----- RECORDS FOR THE EXERCISE -----
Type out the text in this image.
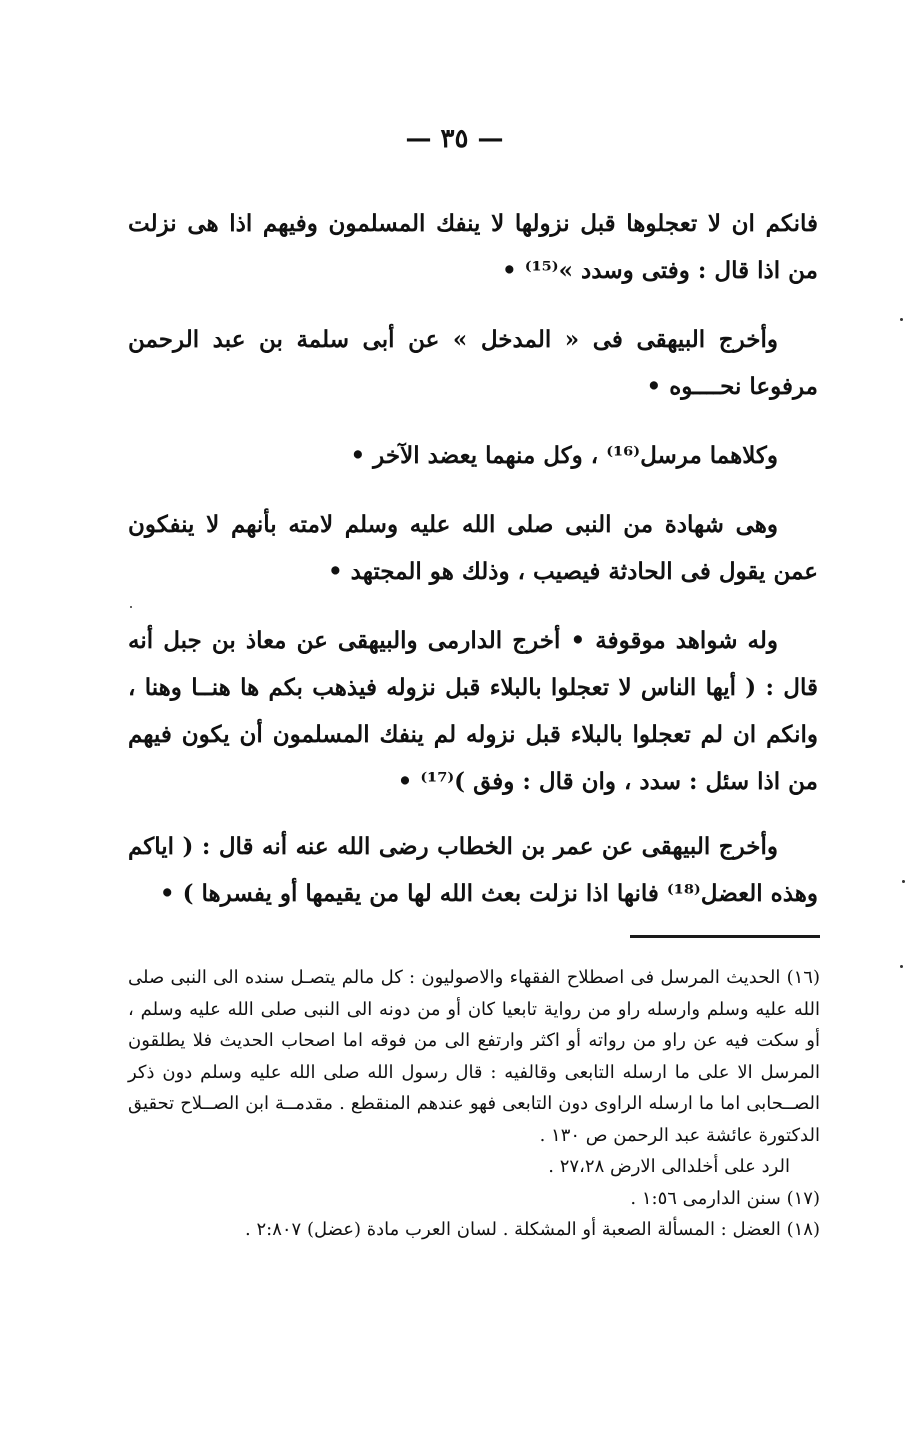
— ٣٥ —

فانكم ان لا تعجلوها قبل نزولها لا ينفك المسلمون وفيهم اذا هى نزلت من اذا قال : وفتى وسدد »⁽¹⁵⁾ •

وأخرج البيهقى فى « المدخل » عن أبى سلمة بن عبد الرحمن مرفوعا نحــــوه •

وكلاهما مرسل⁽¹⁶⁾ ، وكل منهما يعضد الآخر •

وهى شهادة من النبى صلى الله عليه وسلم لامته بأنهم لا ينفكون عمن يقول فى الحادثة فيصيب ، وذلك هو المجتهد •

وله شواهد موقوفة • أخرج الدارمى والبيهقى عن معاذ بن جبل أنه قال : ( أيها الناس لا تعجلوا بالبلاء قبل نزوله فيذهب بكم ها هنــا وهنا ، وانكم ان لم تعجلوا بالبلاء قبل نزوله لم ينفك المسلمون أن يكون فيهم من اذا سئل : سدد ، وان قال : وفق )⁽¹⁷⁾ •

وأخرج البيهقى عن عمر بن الخطاب رضى الله عنه أنه قال : ( اياكم وهذه العضل⁽¹⁸⁾ فانها اذا نزلت بعث الله لها من يقيمها أو يفسرها ) •

(١٦) الحديث المرسل فى اصطلاح الفقهاء والاصوليون : كل مالم يتصـل سنده الى النبى صلى الله عليه وسلم وارسله راو من رواية تابعيا كان أو من دونه الى النبى صلى الله عليه وسلم ، أو سكت فيه عن راو من رواته أو اكثر وارتفع الى من فوقه اما اصحاب الحديث فلا يطلقون المرسل الا على ما ارسله التابعى وقالفيه : قال رسول الله صلى الله عليه وسلم دون ذكر الصــحابى اما ما ارسله الراوى دون التابعى فهو عندهم المنقطع . مقدمــة ابن الصــلاح تحقيق الدكتورة عائشة عبد الرحمن ص ١٣٠ .

الرد على أخلدالى الارض ٢٧،٢٨ .

(١٧) سنن الدارمى ١:٥٦ .

(١٨) العضل : المسألة الصعبة أو المشكلة . لسان العرب مادة (عضل) ٢:٨٠٧ .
-----
▶ [TO DO]: Keep the pictures out and write out the records exactly.

▶ [ANSWER TO THIS TASK]:
Type out the text in this image.
— ٣٥ —

فانكم ان لا تعجلوها قبل نزولها لا ينفك المسلمون وفيهم اذا هى نزلت من اذا قال : وفتى وسدد »⁽¹⁵⁾ •

وأخرج البيهقى فى « المدخل » عن أبى سلمة بن عبد الرحمن مرفوعا نحــــوه •

وكلاهما مرسل⁽¹⁶⁾ ، وكل منهما يعضد الآخر •

وهى شهادة من النبى صلى الله عليه وسلم لامته بأنهم لا ينفكون عمن يقول فى الحادثة فيصيب ، وذلك هو المجتهد •

وله شواهد موقوفة • أخرج الدارمى والبيهقى عن معاذ بن جبل أنه قال : ( أيها الناس لا تعجلوا بالبلاء قبل نزوله فيذهب بكم ها هنــا وهنا ، وانكم ان لم تعجلوا بالبلاء قبل نزوله لم ينفك المسلمون أن يكون فيهم من اذا سئل : سدد ، وان قال : وفق )⁽¹⁷⁾ •

وأخرج البيهقى عن عمر بن الخطاب رضى الله عنه أنه قال : ( اياكم وهذه العضل⁽¹⁸⁾ فانها اذا نزلت بعث الله لها من يقيمها أو يفسرها ) •

(١٦) الحديث المرسل فى اصطلاح الفقهاء والاصوليون : كل مالم يتصـل سنده الى النبى صلى الله عليه وسلم وارسله راو من رواية تابعيا كان أو من دونه الى النبى صلى الله عليه وسلم ، أو سكت فيه عن راو من رواته أو اكثر وارتفع الى من فوقه اما اصحاب الحديث فلا يطلقون المرسل الا على ما ارسله التابعى وقالفيه : قال رسول الله صلى الله عليه وسلم دون ذكر الصــحابى اما ما ارسله الراوى دون التابعى فهو عندهم المنقطع . مقدمــة ابن الصــلاح تحقيق الدكتورة عائشة عبد الرحمن ص ١٣٠ .

الرد على أخلدالى الارض ٢٧،٢٨ .

(١٧) سنن الدارمى ١:٥٦ .

(١٨) العضل : المسألة الصعبة أو المشكلة . لسان العرب مادة (عضل) ٢:٨٠٧ .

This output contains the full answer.